# PARTS OF THE EXERCISE
A) Using the call transcript, explain why Chris McIver believes the Russians must be getting tapped out.
B) Revise everything in the call transcript from "Thanks, Chris. That’s" down to "Please go ahead.", putting "his firm" in place of "TD Securities".
C) According to the call transcript, which country's market does Chris McIver describe as the strongest his company has seen there in well over a year?

# SUPPLIED PASSAGE
-------

Well, I think Chris is on the line, Chris McIver who manages sales for the company. Maybe Chris could comment on that.

Chris McIver

Thanks Ted. Hi, Hamir. It’s kind of interesting. We are – certainly, Russia has had a big effect this year and into the second half of last year for sure, but it feels like they must be getting tapped out. We have seen pretty significant price increases and also demand increases, particularly moving into the third quarter here. Pricing is much stronger than it was earlier in the year. So again, we are not intimate with what the Russians are doing, but it must be that they are getting sort of tapped out. And I think the market in China is improving. So, this is probably the strongest market we have seen there in well over a year. So, it’s encouraging.

Hamir Patel

Thanks, Chris. That’s helpful. I will turn it over.

Ted Seraphim

Thank you very much, Hamir.

Operator

Thank you. The following question is from Sean Steuart from TD Securities. Please go ahead.

Sean Steuart

Thanks. Good morning, everyone.

Ted Seraphim

Good morning.

-------

# DATA BLOCK
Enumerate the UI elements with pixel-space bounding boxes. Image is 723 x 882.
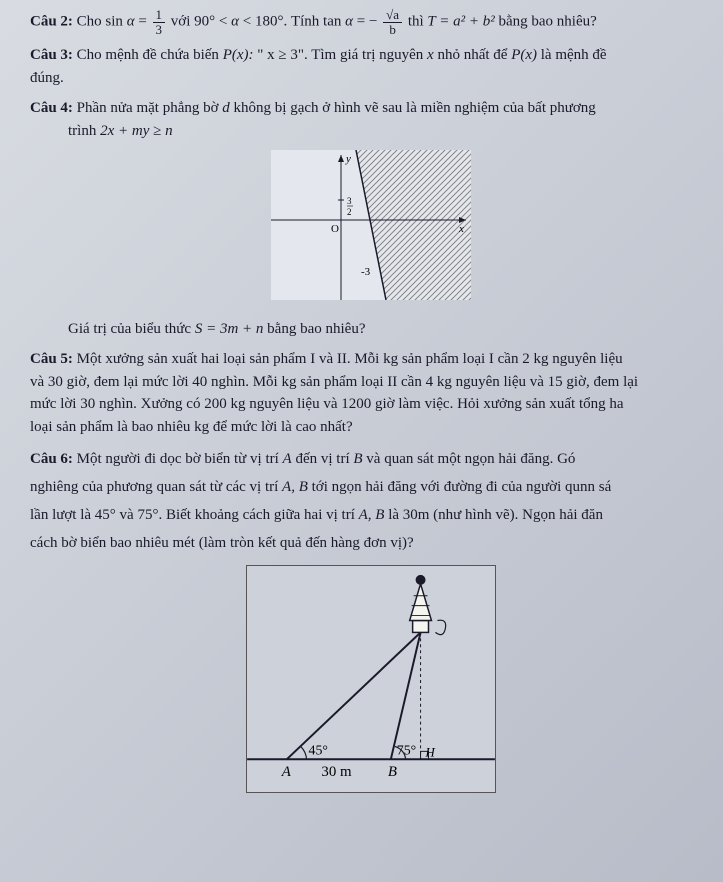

-------

# TASK SOLUTIONS
A) He has seen fairly significant price and demand increases, especially moving into the third quarter, and pricing is much stronger than earlier in the year. Those gains suggest that Russia's large effect on the market is fading.

B)
Thanks, Chris. That’s helpful. I will turn it over.

Ted Seraphim

Thank you very much, Hamir.

Operator

Thank you. The following question is from Sean Steuart from his firm. Please go ahead.

C) China